> **Task goal**: Without the images, write out all of the following entries exactly.

> **Supplied records**:
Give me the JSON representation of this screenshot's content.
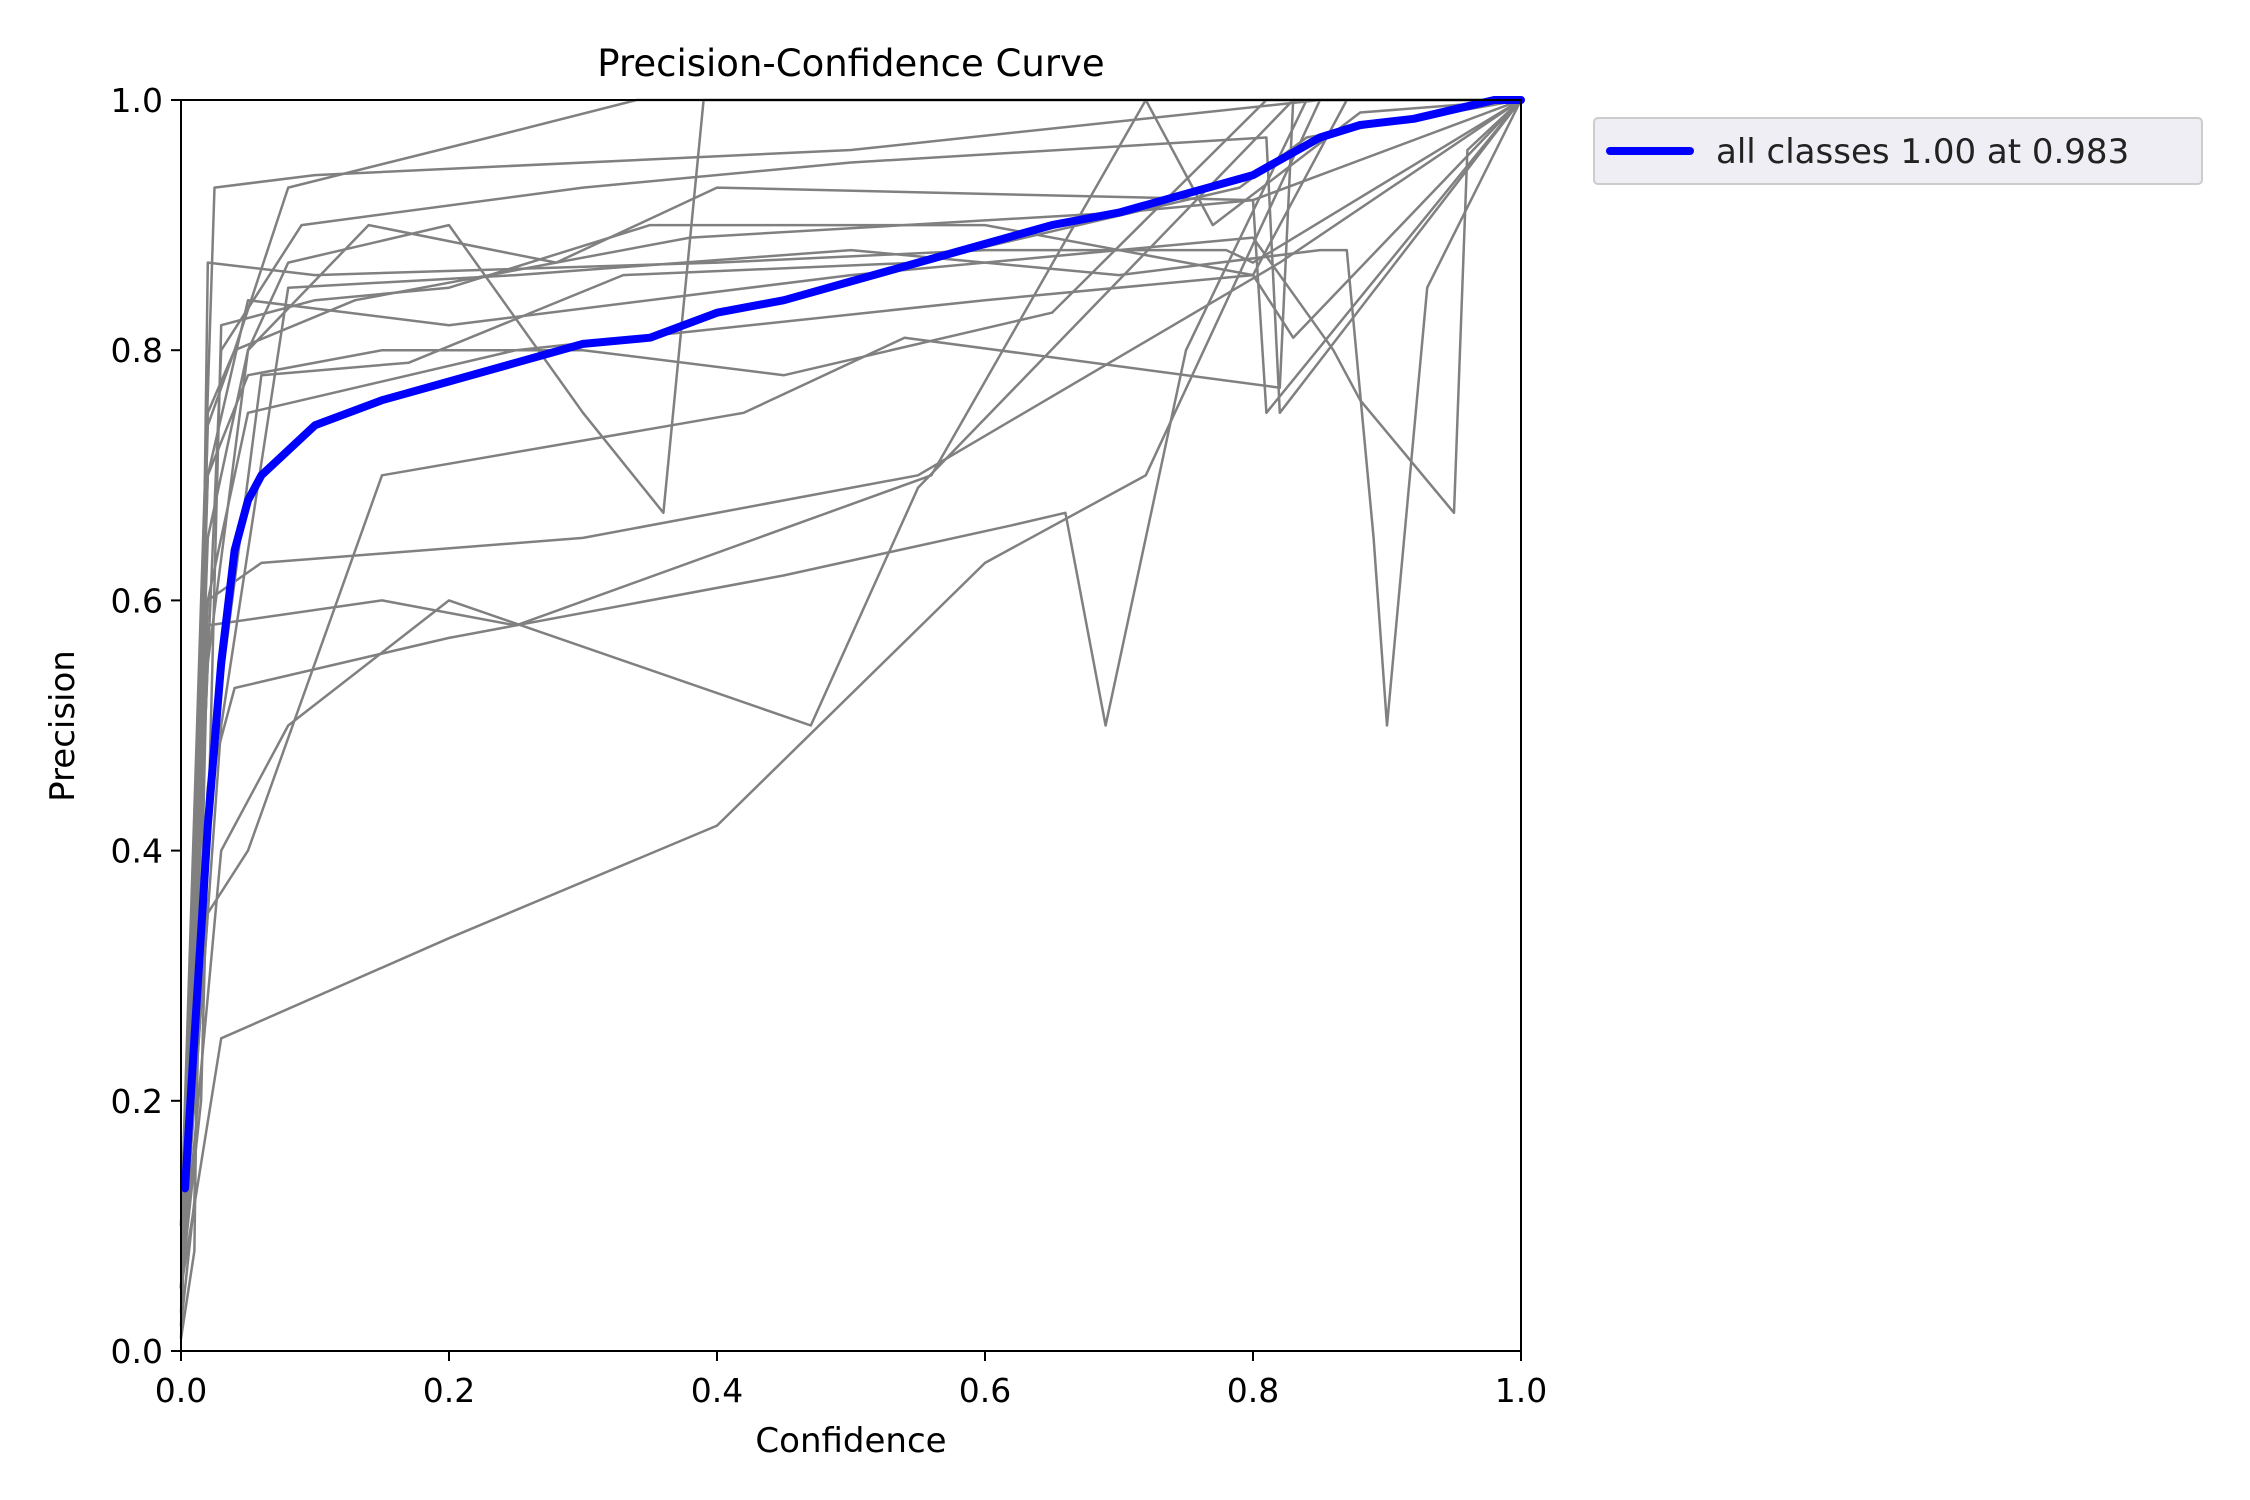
{
  "chart_data": {
    "type": "line",
    "title": "Precision-Confidence Curve",
    "xlabel": "Confidence",
    "ylabel": "Precision",
    "xlim": [
      0,
      1
    ],
    "ylim": [
      0,
      1
    ],
    "x_ticks": [
      "0.0",
      "0.2",
      "0.4",
      "0.6",
      "0.8",
      "1.0"
    ],
    "y_ticks": [
      "0.0",
      "0.2",
      "0.4",
      "0.6",
      "0.8",
      "1.0"
    ],
    "grid": false,
    "legend_position": "outside-top-right",
    "colors": {
      "class_lines": "#808080",
      "all_classes": "#0000ff"
    },
    "class_series": [
      {
        "x": [
          0.0,
          0.01,
          0.02,
          0.04,
          0.08,
          0.23,
          0.34,
          1.0
        ],
        "y": [
          0.05,
          0.3,
          0.75,
          0.8,
          0.93,
          0.97,
          1.0,
          1.0
        ]
      },
      {
        "x": [
          0.0,
          0.015,
          0.025,
          0.1,
          0.5,
          0.85,
          1.0
        ],
        "y": [
          0.1,
          0.6,
          0.93,
          0.94,
          0.96,
          1.0,
          1.0
        ]
      },
      {
        "x": [
          0.0,
          0.02,
          0.05,
          0.08,
          0.2,
          0.3,
          0.36,
          0.39,
          1.0
        ],
        "y": [
          0.05,
          0.55,
          0.8,
          0.87,
          0.9,
          0.75,
          0.67,
          1.0,
          1.0
        ]
      },
      {
        "x": [
          0.0,
          0.02,
          0.05,
          0.15,
          0.3,
          0.45,
          0.65,
          0.81,
          1.0
        ],
        "y": [
          0.1,
          0.7,
          0.78,
          0.8,
          0.8,
          0.78,
          0.83,
          1.0,
          1.0
        ]
      },
      {
        "x": [
          0.0,
          0.02,
          0.06,
          0.3,
          0.55,
          0.82,
          1.0
        ],
        "y": [
          0.05,
          0.6,
          0.63,
          0.65,
          0.7,
          0.87,
          1.0
        ]
      },
      {
        "x": [
          0.0,
          0.02,
          0.04,
          0.2,
          0.45,
          0.62,
          0.66,
          0.69,
          0.75,
          0.84,
          1.0
        ],
        "y": [
          0.05,
          0.45,
          0.53,
          0.57,
          0.62,
          0.66,
          0.67,
          0.5,
          0.8,
          1.0,
          1.0
        ]
      },
      {
        "x": [
          0.0,
          0.03,
          0.08,
          0.2,
          0.47,
          0.55,
          0.83,
          1.0
        ],
        "y": [
          0.05,
          0.4,
          0.5,
          0.6,
          0.5,
          0.69,
          1.0,
          1.0
        ]
      },
      {
        "x": [
          0.0,
          0.03,
          0.2,
          0.4,
          0.6,
          0.72,
          0.85,
          1.0
        ],
        "y": [
          0.05,
          0.25,
          0.33,
          0.42,
          0.63,
          0.7,
          1.0,
          1.0
        ]
      },
      {
        "x": [
          0.0,
          0.03,
          0.08,
          0.25,
          0.5,
          0.7,
          0.85,
          0.87,
          0.89,
          0.9,
          0.93,
          1.0
        ],
        "y": [
          0.05,
          0.5,
          0.85,
          0.86,
          0.88,
          0.86,
          0.88,
          0.88,
          0.65,
          0.5,
          0.85,
          1.0
        ]
      },
      {
        "x": [
          0.0,
          0.01,
          0.02,
          0.1,
          0.4,
          0.6,
          0.78,
          0.8,
          1.0
        ],
        "y": [
          0.01,
          0.08,
          0.87,
          0.86,
          0.87,
          0.88,
          0.88,
          0.87,
          1.0
        ]
      },
      {
        "x": [
          0.0,
          0.02,
          0.05,
          0.14,
          0.28,
          0.4,
          0.8,
          1.0
        ],
        "y": [
          0.05,
          0.65,
          0.8,
          0.9,
          0.87,
          0.93,
          0.92,
          1.0
        ]
      },
      {
        "x": [
          0.0,
          0.02,
          0.05,
          0.2,
          0.5,
          0.8,
          0.86,
          0.88,
          0.95,
          0.96,
          1.0
        ],
        "y": [
          0.01,
          0.7,
          0.84,
          0.82,
          0.86,
          0.89,
          0.8,
          0.76,
          0.67,
          0.96,
          1.0
        ]
      },
      {
        "x": [
          0.0,
          0.03,
          0.09,
          0.3,
          0.5,
          0.81,
          0.82,
          1.0
        ],
        "y": [
          0.05,
          0.8,
          0.9,
          0.93,
          0.95,
          0.97,
          0.75,
          1.0
        ]
      },
      {
        "x": [
          0.0,
          0.02,
          0.05,
          0.15,
          0.42,
          0.54,
          0.82,
          0.83,
          1.0
        ],
        "y": [
          0.05,
          0.35,
          0.4,
          0.7,
          0.75,
          0.81,
          0.77,
          1.0,
          1.0
        ]
      },
      {
        "x": [
          0.0,
          0.02,
          0.05,
          0.25,
          0.6,
          0.8,
          0.83,
          1.0
        ],
        "y": [
          0.02,
          0.6,
          0.75,
          0.8,
          0.84,
          0.86,
          0.81,
          1.0
        ]
      },
      {
        "x": [
          0.0,
          0.02,
          0.04,
          0.13,
          0.38,
          0.7,
          0.8,
          0.81,
          1.0
        ],
        "y": [
          0.03,
          0.74,
          0.8,
          0.84,
          0.89,
          0.91,
          0.92,
          0.75,
          1.0
        ]
      },
      {
        "x": [
          0.0,
          0.015,
          0.03,
          0.1,
          0.2,
          0.35,
          0.6,
          0.8,
          0.87,
          1.0
        ],
        "y": [
          0.05,
          0.2,
          0.82,
          0.84,
          0.85,
          0.9,
          0.9,
          0.86,
          1.0,
          1.0
        ]
      },
      {
        "x": [
          0.0,
          0.02,
          0.06,
          0.17,
          0.33,
          0.55,
          0.79,
          0.84,
          1.0
        ],
        "y": [
          0.05,
          0.45,
          0.78,
          0.79,
          0.86,
          0.87,
          0.93,
          0.97,
          1.0
        ]
      },
      {
        "x": [
          0.0,
          0.01,
          0.02,
          0.15,
          0.25,
          0.56,
          0.72,
          0.77,
          0.88,
          1.0
        ],
        "y": [
          0.02,
          0.12,
          0.58,
          0.6,
          0.58,
          0.7,
          1.0,
          0.9,
          0.99,
          1.0
        ]
      }
    ],
    "series": [
      {
        "name": "all classes 1.00 at 0.983",
        "x": [
          0.003,
          0.01,
          0.02,
          0.03,
          0.04,
          0.05,
          0.06,
          0.08,
          0.1,
          0.15,
          0.2,
          0.25,
          0.3,
          0.35,
          0.4,
          0.45,
          0.5,
          0.55,
          0.6,
          0.65,
          0.7,
          0.75,
          0.8,
          0.85,
          0.88,
          0.92,
          0.96,
          0.98,
          1.0
        ],
        "y": [
          0.13,
          0.25,
          0.42,
          0.55,
          0.64,
          0.68,
          0.7,
          0.72,
          0.74,
          0.76,
          0.775,
          0.79,
          0.805,
          0.81,
          0.83,
          0.84,
          0.855,
          0.87,
          0.885,
          0.9,
          0.91,
          0.925,
          0.94,
          0.97,
          0.98,
          0.985,
          0.995,
          1.0,
          1.0
        ]
      }
    ]
  }
}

> **Completed exercise**:
Give me the JSON representation of this screenshot's content.
{
  "chart_data": {
    "type": "line",
    "title": "Precision-Confidence Curve",
    "xlabel": "Confidence",
    "ylabel": "Precision",
    "xlim": [
      0,
      1
    ],
    "ylim": [
      0,
      1
    ],
    "x_ticks": [
      "0.0",
      "0.2",
      "0.4",
      "0.6",
      "0.8",
      "1.0"
    ],
    "y_ticks": [
      "0.0",
      "0.2",
      "0.4",
      "0.6",
      "0.8",
      "1.0"
    ],
    "grid": false,
    "legend_position": "outside-top-right",
    "colors": {
      "class_lines": "#808080",
      "all_classes": "#0000ff"
    },
    "class_series": [
      {
        "x": [
          0.0,
          0.01,
          0.02,
          0.04,
          0.08,
          0.23,
          0.34,
          1.0
        ],
        "y": [
          0.05,
          0.3,
          0.75,
          0.8,
          0.93,
          0.97,
          1.0,
          1.0
        ]
      },
      {
        "x": [
          0.0,
          0.015,
          0.025,
          0.1,
          0.5,
          0.85,
          1.0
        ],
        "y": [
          0.1,
          0.6,
          0.93,
          0.94,
          0.96,
          1.0,
          1.0
        ]
      },
      {
        "x": [
          0.0,
          0.02,
          0.05,
          0.08,
          0.2,
          0.3,
          0.36,
          0.39,
          1.0
        ],
        "y": [
          0.05,
          0.55,
          0.8,
          0.87,
          0.9,
          0.75,
          0.67,
          1.0,
          1.0
        ]
      },
      {
        "x": [
          0.0,
          0.02,
          0.05,
          0.15,
          0.3,
          0.45,
          0.65,
          0.81,
          1.0
        ],
        "y": [
          0.1,
          0.7,
          0.78,
          0.8,
          0.8,
          0.78,
          0.83,
          1.0,
          1.0
        ]
      },
      {
        "x": [
          0.0,
          0.02,
          0.06,
          0.3,
          0.55,
          0.82,
          1.0
        ],
        "y": [
          0.05,
          0.6,
          0.63,
          0.65,
          0.7,
          0.87,
          1.0
        ]
      },
      {
        "x": [
          0.0,
          0.02,
          0.04,
          0.2,
          0.45,
          0.62,
          0.66,
          0.69,
          0.75,
          0.84,
          1.0
        ],
        "y": [
          0.05,
          0.45,
          0.53,
          0.57,
          0.62,
          0.66,
          0.67,
          0.5,
          0.8,
          1.0,
          1.0
        ]
      },
      {
        "x": [
          0.0,
          0.03,
          0.08,
          0.2,
          0.47,
          0.55,
          0.83,
          1.0
        ],
        "y": [
          0.05,
          0.4,
          0.5,
          0.6,
          0.5,
          0.69,
          1.0,
          1.0
        ]
      },
      {
        "x": [
          0.0,
          0.03,
          0.2,
          0.4,
          0.6,
          0.72,
          0.85,
          1.0
        ],
        "y": [
          0.05,
          0.25,
          0.33,
          0.42,
          0.63,
          0.7,
          1.0,
          1.0
        ]
      },
      {
        "x": [
          0.0,
          0.03,
          0.08,
          0.25,
          0.5,
          0.7,
          0.85,
          0.87,
          0.89,
          0.9,
          0.93,
          1.0
        ],
        "y": [
          0.05,
          0.5,
          0.85,
          0.86,
          0.88,
          0.86,
          0.88,
          0.88,
          0.65,
          0.5,
          0.85,
          1.0
        ]
      },
      {
        "x": [
          0.0,
          0.01,
          0.02,
          0.1,
          0.4,
          0.6,
          0.78,
          0.8,
          1.0
        ],
        "y": [
          0.01,
          0.08,
          0.87,
          0.86,
          0.87,
          0.88,
          0.88,
          0.87,
          1.0
        ]
      },
      {
        "x": [
          0.0,
          0.02,
          0.05,
          0.14,
          0.28,
          0.4,
          0.8,
          1.0
        ],
        "y": [
          0.05,
          0.65,
          0.8,
          0.9,
          0.87,
          0.93,
          0.92,
          1.0
        ]
      },
      {
        "x": [
          0.0,
          0.02,
          0.05,
          0.2,
          0.5,
          0.8,
          0.86,
          0.88,
          0.95,
          0.96,
          1.0
        ],
        "y": [
          0.01,
          0.7,
          0.84,
          0.82,
          0.86,
          0.89,
          0.8,
          0.76,
          0.67,
          0.96,
          1.0
        ]
      },
      {
        "x": [
          0.0,
          0.03,
          0.09,
          0.3,
          0.5,
          0.81,
          0.82,
          1.0
        ],
        "y": [
          0.05,
          0.8,
          0.9,
          0.93,
          0.95,
          0.97,
          0.75,
          1.0
        ]
      },
      {
        "x": [
          0.0,
          0.02,
          0.05,
          0.15,
          0.42,
          0.54,
          0.82,
          0.83,
          1.0
        ],
        "y": [
          0.05,
          0.35,
          0.4,
          0.7,
          0.75,
          0.81,
          0.77,
          1.0,
          1.0
        ]
      },
      {
        "x": [
          0.0,
          0.02,
          0.05,
          0.25,
          0.6,
          0.8,
          0.83,
          1.0
        ],
        "y": [
          0.02,
          0.6,
          0.75,
          0.8,
          0.84,
          0.86,
          0.81,
          1.0
        ]
      },
      {
        "x": [
          0.0,
          0.02,
          0.04,
          0.13,
          0.38,
          0.7,
          0.8,
          0.81,
          1.0
        ],
        "y": [
          0.03,
          0.74,
          0.8,
          0.84,
          0.89,
          0.91,
          0.92,
          0.75,
          1.0
        ]
      },
      {
        "x": [
          0.0,
          0.015,
          0.03,
          0.1,
          0.2,
          0.35,
          0.6,
          0.8,
          0.87,
          1.0
        ],
        "y": [
          0.05,
          0.2,
          0.82,
          0.84,
          0.85,
          0.9,
          0.9,
          0.86,
          1.0,
          1.0
        ]
      },
      {
        "x": [
          0.0,
          0.02,
          0.06,
          0.17,
          0.33,
          0.55,
          0.79,
          0.84,
          1.0
        ],
        "y": [
          0.05,
          0.45,
          0.78,
          0.79,
          0.86,
          0.87,
          0.93,
          0.97,
          1.0
        ]
      },
      {
        "x": [
          0.0,
          0.01,
          0.02,
          0.15,
          0.25,
          0.56,
          0.72,
          0.77,
          0.88,
          1.0
        ],
        "y": [
          0.02,
          0.12,
          0.58,
          0.6,
          0.58,
          0.7,
          1.0,
          0.9,
          0.99,
          1.0
        ]
      }
    ],
    "series": [
      {
        "name": "all classes 1.00 at 0.983",
        "x": [
          0.003,
          0.01,
          0.02,
          0.03,
          0.04,
          0.05,
          0.06,
          0.08,
          0.1,
          0.15,
          0.2,
          0.25,
          0.3,
          0.35,
          0.4,
          0.45,
          0.5,
          0.55,
          0.6,
          0.65,
          0.7,
          0.75,
          0.8,
          0.85,
          0.88,
          0.92,
          0.96,
          0.98,
          1.0
        ],
        "y": [
          0.13,
          0.25,
          0.42,
          0.55,
          0.64,
          0.68,
          0.7,
          0.72,
          0.74,
          0.76,
          0.775,
          0.79,
          0.805,
          0.81,
          0.83,
          0.84,
          0.855,
          0.87,
          0.885,
          0.9,
          0.91,
          0.925,
          0.94,
          0.97,
          0.98,
          0.985,
          0.995,
          1.0,
          1.0
        ]
      }
    ]
  }
}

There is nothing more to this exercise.